>> Begin Exercise materials
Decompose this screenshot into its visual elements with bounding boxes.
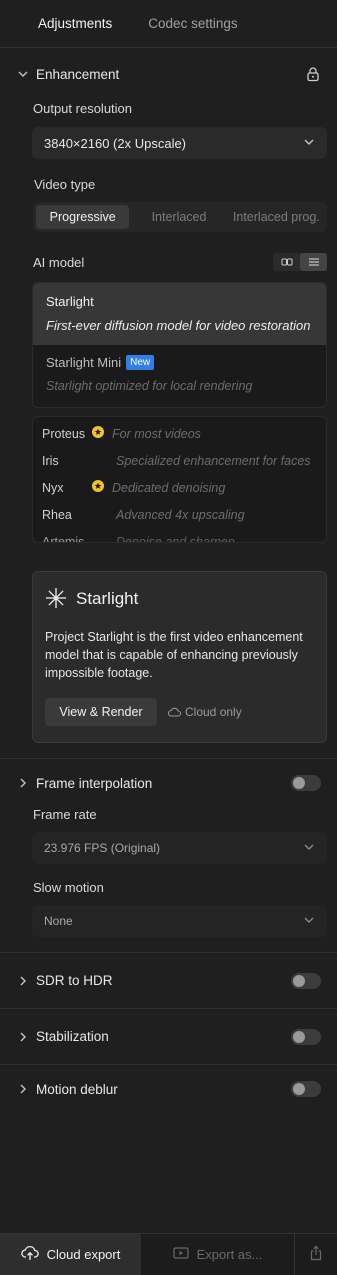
model-name: Starlight: [46, 294, 94, 309]
share-button[interactable]: [295, 1234, 337, 1275]
frame-interpolation-toggle[interactable]: [291, 775, 321, 791]
ai-model-label: AI model: [33, 254, 85, 270]
output-resolution-label: Output resolution: [33, 101, 133, 116]
model-desc: Starlight optimized for local rendering: [46, 379, 253, 393]
video-icon: [173, 1246, 189, 1263]
enhancement-title: Enhancement: [36, 66, 120, 82]
model-starlight[interactable]: Starlight First-ever diffusion model for…: [33, 283, 326, 345]
slow-motion-value: None: [44, 914, 73, 928]
video-type-interlaced-prog[interactable]: Interlaced prog.: [229, 205, 324, 229]
chevron-right-icon: [16, 974, 30, 988]
video-type-segmented: Progressive Interlaced Interlaced prog.: [33, 202, 327, 232]
model-name: Rhea: [42, 507, 72, 522]
frame-rate-value: 23.976 FPS (Original): [44, 841, 161, 855]
tab-adjustments[interactable]: Adjustments: [20, 0, 130, 48]
slow-motion-select[interactable]: None: [32, 905, 327, 937]
model-name: Nyx: [42, 480, 64, 495]
view-toggle: [273, 253, 327, 271]
model-desc: For most videos: [112, 426, 201, 441]
cloud-icon: [167, 705, 181, 720]
cloud-only-note: Cloud only: [185, 705, 242, 719]
model-row-artemis[interactable]: Artemis Denoise and sharpen: [42, 528, 326, 543]
model-row-nyx[interactable]: Nyx Dedicated denoising: [42, 474, 326, 501]
list-view-icon[interactable]: [300, 253, 327, 271]
model-row-proteus[interactable]: Proteus For most videos: [42, 420, 326, 447]
enhancement-section: Enhancement Output resolution 3840×2160 …: [0, 48, 337, 743]
enhancement-header[interactable]: Enhancement: [0, 48, 337, 100]
chevron-down-icon: [303, 136, 315, 151]
motion-deblur-toggle[interactable]: [291, 1081, 321, 1097]
lock-icon[interactable]: [305, 66, 321, 82]
cloud-export-button[interactable]: Cloud export: [0, 1234, 141, 1275]
export-as-button[interactable]: Export as...: [141, 1234, 295, 1275]
promo-body: Project Starlight is the first video enh…: [45, 630, 303, 680]
video-type-progressive[interactable]: Progressive: [36, 205, 130, 229]
new-badge: New: [126, 355, 155, 370]
stabilization-header[interactable]: Stabilization: [0, 1009, 337, 1064]
grid-view-icon[interactable]: [273, 253, 300, 271]
promo-actions: View & Render Cloud only: [45, 698, 314, 726]
model-desc: Denoise and sharpen: [116, 534, 235, 543]
frame-interpolation-title: Frame interpolation: [36, 775, 153, 791]
cloud-upload-icon: [20, 1245, 39, 1264]
chevron-right-icon: [16, 1082, 30, 1096]
view-render-button[interactable]: View & Render: [45, 698, 157, 726]
model-name: Proteus: [42, 426, 86, 441]
featured-model-list: Starlight First-ever diffusion model for…: [32, 282, 327, 408]
stabilization-title: Stabilization: [36, 1029, 109, 1044]
model-name: Starlight Mini: [46, 355, 122, 370]
starlight-logo-text: Starlight: [76, 589, 139, 608]
chevron-right-icon: [16, 776, 30, 790]
chevron-right-icon: [16, 1030, 30, 1044]
star-icon: [92, 480, 112, 495]
video-type-label: Video type: [34, 177, 96, 192]
tab-bar: Adjustments Codec settings: [0, 0, 337, 48]
starlight-icon: [45, 587, 67, 612]
model-name: Iris: [42, 453, 59, 468]
cloud-export-label: Cloud export: [46, 1247, 121, 1262]
sdr-to-hdr-toggle[interactable]: [291, 972, 321, 989]
slow-motion-label: Slow motion: [33, 880, 104, 895]
share-icon: [309, 1245, 323, 1264]
star-icon: [92, 426, 112, 441]
frame-rate-label: Frame rate: [33, 807, 97, 822]
model-row-iris[interactable]: Iris Specialized enhancement for faces: [42, 447, 326, 474]
frame-interpolation-section: Frame interpolation Frame rate 23.976 FP…: [0, 759, 337, 937]
starlight-promo-card: Starlight Project Starlight is the first…: [32, 571, 327, 743]
model-starlight-mini[interactable]: Starlight Mini New Starlight optimized f…: [33, 345, 326, 407]
export-as-label: Export as...: [196, 1247, 263, 1262]
model-desc: First-ever diffusion model for video res…: [46, 318, 311, 333]
stabilization-toggle[interactable]: [291, 1028, 321, 1045]
output-resolution-value: 3840×2160 (2x Upscale): [44, 135, 187, 151]
chevron-down-icon: [303, 914, 315, 929]
model-list: Proteus For most videos Iris Specialized…: [32, 416, 327, 543]
model-row-rhea[interactable]: Rhea Advanced 4x upscaling: [42, 501, 326, 528]
chevron-down-icon: [303, 841, 315, 856]
ai-model-row: AI model: [0, 250, 337, 274]
frame-rate-select[interactable]: 23.976 FPS (Original): [32, 832, 327, 864]
sdr-to-hdr-header[interactable]: SDR to HDR: [0, 953, 337, 1008]
motion-deblur-header[interactable]: Motion deblur: [0, 1065, 337, 1113]
model-desc: Specialized enhancement for faces: [116, 453, 311, 468]
sdr-to-hdr-title: SDR to HDR: [36, 973, 113, 988]
export-bar: Cloud export Export as...: [0, 1233, 337, 1275]
model-name: Artemis: [42, 534, 85, 543]
video-type-interlaced[interactable]: Interlaced: [129, 205, 228, 229]
starlight-logo: Starlight: [45, 587, 314, 612]
output-resolution-select[interactable]: 3840×2160 (2x Upscale): [32, 127, 327, 159]
model-desc: Advanced 4x upscaling: [116, 507, 245, 522]
model-desc: Dedicated denoising: [112, 480, 226, 495]
tab-codec-settings[interactable]: Codec settings: [130, 0, 255, 48]
frame-interpolation-header[interactable]: Frame interpolation: [0, 759, 337, 807]
motion-deblur-title: Motion deblur: [36, 1081, 118, 1097]
chevron-down-icon: [16, 67, 30, 81]
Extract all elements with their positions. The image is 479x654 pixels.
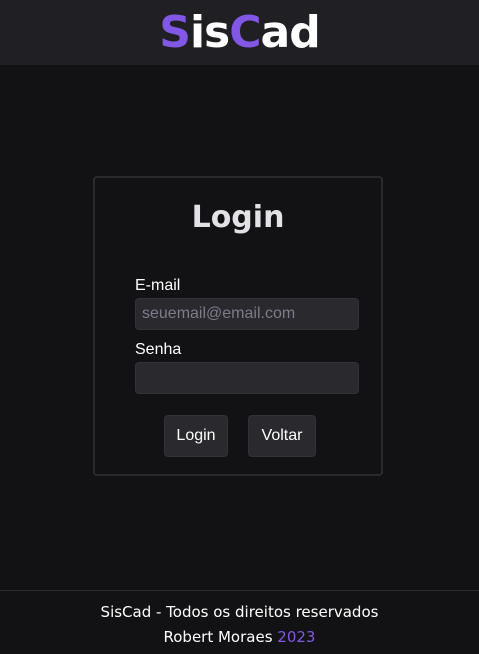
siscad-logo[interactable]: SisCad xyxy=(159,10,320,55)
logo-text-is: is xyxy=(189,6,230,58)
logo-text-ad: ad xyxy=(260,6,321,58)
copyright-text: SisCad - Todos os direitos reservados xyxy=(100,603,379,621)
email-field[interactable] xyxy=(135,298,359,330)
app-header: SisCad xyxy=(0,0,479,65)
back-button[interactable]: Voltar xyxy=(248,415,316,457)
password-label: Senha xyxy=(135,341,182,358)
logo-letter-c: C xyxy=(229,6,261,58)
login-button[interactable]: Login xyxy=(164,415,228,457)
login-card: Login E-mail Senha Login Voltar xyxy=(93,176,383,476)
logo-letter-s: S xyxy=(159,6,191,58)
login-title: Login xyxy=(191,200,285,235)
password-field[interactable] xyxy=(135,362,359,394)
author-credit: Robert Moraes 2023 xyxy=(0,628,479,646)
email-label: E-mail xyxy=(135,277,181,294)
author-name: Robert Moraes xyxy=(163,628,273,646)
app-footer: SisCad - Todos os direitos reservados Ro… xyxy=(0,590,479,654)
copyright-year: 2023 xyxy=(277,628,316,646)
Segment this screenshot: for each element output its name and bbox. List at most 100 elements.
>> End Exercise materials
§ Given task: Reproduce all of the records above, switching every occurrence of "interactable" to "clickable" and leaving everything else unchanged. Omit the pictures from your answer.

§ Final answer:
Decompose this screenshot into its visual elements with bounding boxes.
model-name: Starlight: [46, 294, 94, 309]
share-button[clickable]: [295, 1234, 337, 1275]
frame-interpolation-toggle[clickable]: [291, 775, 321, 791]
ai-model-label: AI model: [33, 254, 85, 270]
output-resolution-label: Output resolution: [33, 101, 133, 116]
model-desc: Starlight optimized for local rendering: [46, 379, 253, 393]
video-icon: [173, 1246, 189, 1263]
enhancement-title: Enhancement: [36, 66, 120, 82]
model-starlight[clickable]: Starlight First-ever diffusion model for…: [33, 283, 326, 345]
slow-motion-value: None: [44, 914, 73, 928]
video-type-interlaced-prog[clickable]: Interlaced prog.: [229, 205, 324, 229]
chevron-right-icon: [16, 974, 30, 988]
video-type-segmented: Progressive Interlaced Interlaced prog.: [33, 202, 327, 232]
model-name: Rhea: [42, 507, 72, 522]
frame-rate-value: 23.976 FPS (Original): [44, 841, 161, 855]
tab-adjustments[clickable]: Adjustments: [20, 0, 130, 48]
slow-motion-select[clickable]: None: [32, 905, 327, 937]
model-name: Nyx: [42, 480, 64, 495]
view-toggle: [273, 253, 327, 271]
model-desc: For most videos: [112, 426, 201, 441]
cloud-icon: [167, 705, 181, 720]
cloud-only-note: Cloud only: [185, 705, 242, 719]
model-row-artemis[clickable]: Artemis Denoise and sharpen: [42, 528, 326, 543]
model-row-nyx[clickable]: Nyx Dedicated denoising: [42, 474, 326, 501]
list-view-icon[clickable]: [300, 253, 327, 271]
model-row-proteus[clickable]: Proteus For most videos: [42, 420, 326, 447]
enhancement-section: Enhancement Output resolution 3840×2160 …: [0, 48, 337, 743]
enhancement-header[clickable]: Enhancement: [0, 48, 337, 100]
chevron-down-icon: [303, 136, 315, 151]
motion-deblur-toggle[clickable]: [291, 1081, 321, 1097]
lock-icon[clickable]: [305, 66, 321, 82]
cloud-export-button[clickable]: Cloud export: [0, 1234, 141, 1275]
export-as-button[clickable]: Export as...: [141, 1234, 295, 1275]
promo-body: Project Starlight is the first video enh…: [45, 630, 303, 680]
video-type-progressive[clickable]: Progressive: [36, 205, 130, 229]
new-badge: New: [126, 355, 155, 370]
stabilization-header[clickable]: Stabilization: [0, 1009, 337, 1064]
grid-view-icon[clickable]: [273, 253, 300, 271]
promo-actions: View & Render Cloud only: [45, 698, 314, 726]
model-desc: Denoise and sharpen: [116, 534, 235, 543]
frame-interpolation-title: Frame interpolation: [36, 775, 153, 791]
cloud-upload-icon: [20, 1245, 39, 1264]
chevron-right-icon: [16, 1082, 30, 1096]
view-render-button[clickable]: View & Render: [45, 698, 157, 726]
model-name: Proteus: [42, 426, 86, 441]
featured-model-list: Starlight First-ever diffusion model for…: [32, 282, 327, 408]
stabilization-title: Stabilization: [36, 1029, 109, 1044]
model-name: Starlight Mini: [46, 355, 122, 370]
starlight-logo-text: Starlight: [76, 589, 139, 608]
chevron-right-icon: [16, 776, 30, 790]
chevron-right-icon: [16, 1030, 30, 1044]
star-icon: [92, 480, 112, 495]
video-type-label: Video type: [34, 177, 96, 192]
tab-bar: Adjustments Codec settings: [0, 0, 337, 48]
starlight-icon: [45, 587, 67, 612]
model-name: Iris: [42, 453, 59, 468]
cloud-export-label: Cloud export: [46, 1247, 121, 1262]
sdr-to-hdr-toggle[clickable]: [291, 972, 321, 989]
slow-motion-label: Slow motion: [33, 880, 104, 895]
share-icon: [309, 1245, 323, 1264]
star-icon: [92, 426, 112, 441]
frame-rate-label: Frame rate: [33, 807, 97, 822]
model-row-iris[clickable]: Iris Specialized enhancement for faces: [42, 447, 326, 474]
frame-interpolation-section: Frame interpolation Frame rate 23.976 FP…: [0, 759, 337, 937]
starlight-promo-card: Starlight Project Starlight is the first…: [32, 571, 327, 743]
model-starlight-mini[clickable]: Starlight Mini New Starlight optimized f…: [33, 345, 326, 407]
export-as-label: Export as...: [196, 1247, 263, 1262]
model-desc: First-ever diffusion model for video res…: [46, 318, 311, 333]
stabilization-toggle[clickable]: [291, 1028, 321, 1045]
output-resolution-value: 3840×2160 (2x Upscale): [44, 135, 187, 151]
chevron-down-icon: [303, 914, 315, 929]
model-list: Proteus For most videos Iris Specialized…: [32, 416, 327, 543]
model-row-rhea[clickable]: Rhea Advanced 4x upscaling: [42, 501, 326, 528]
chevron-down-icon: [303, 841, 315, 856]
ai-model-row: AI model: [0, 250, 337, 274]
frame-rate-select[clickable]: 23.976 FPS (Original): [32, 832, 327, 864]
sdr-to-hdr-header[clickable]: SDR to HDR: [0, 953, 337, 1008]
motion-deblur-header[clickable]: Motion deblur: [0, 1065, 337, 1113]
model-desc: Specialized enhancement for faces: [116, 453, 311, 468]
sdr-to-hdr-title: SDR to HDR: [36, 973, 113, 988]
export-bar: Cloud export Export as...: [0, 1233, 337, 1275]
model-name: Artemis: [42, 534, 85, 543]
video-type-interlaced[clickable]: Interlaced: [129, 205, 228, 229]
starlight-logo: Starlight: [45, 587, 314, 612]
output-resolution-select[clickable]: 3840×2160 (2x Upscale): [32, 127, 327, 159]
model-desc: Advanced 4x upscaling: [116, 507, 245, 522]
model-desc: Dedicated denoising: [112, 480, 226, 495]
tab-codec-settings[clickable]: Codec settings: [130, 0, 255, 48]
frame-interpolation-header[clickable]: Frame interpolation: [0, 759, 337, 807]
motion-deblur-title: Motion deblur: [36, 1081, 118, 1097]
chevron-down-icon: [16, 67, 30, 81]
Extract all elements with their positions. The image is 479x654 pixels.
siscad-logo[clickable]: SisCad xyxy=(159,10,320,55)
logo-text-is: is xyxy=(189,6,230,58)
logo-text-ad: ad xyxy=(260,6,321,58)
copyright-text: SisCad - Todos os direitos reservados xyxy=(100,603,379,621)
email-field[clickable] xyxy=(135,298,359,330)
app-header: SisCad xyxy=(0,0,479,65)
back-button[clickable]: Voltar xyxy=(248,415,316,457)
password-label: Senha xyxy=(135,341,182,358)
logo-letter-c: C xyxy=(229,6,261,58)
login-button[clickable]: Login xyxy=(164,415,228,457)
login-card: Login E-mail Senha Login Voltar xyxy=(93,176,383,476)
logo-letter-s: S xyxy=(159,6,191,58)
login-title: Login xyxy=(191,200,285,235)
password-field[clickable] xyxy=(135,362,359,394)
author-credit: Robert Moraes 2023 xyxy=(0,628,479,646)
email-label: E-mail xyxy=(135,277,181,294)
author-name: Robert Moraes xyxy=(163,628,273,646)
app-footer: SisCad - Todos os direitos reservados Ro… xyxy=(0,590,479,654)
copyright-year: 2023 xyxy=(277,628,316,646)
Segment this screenshot: for each element output its name and bbox. List at most 100 elements.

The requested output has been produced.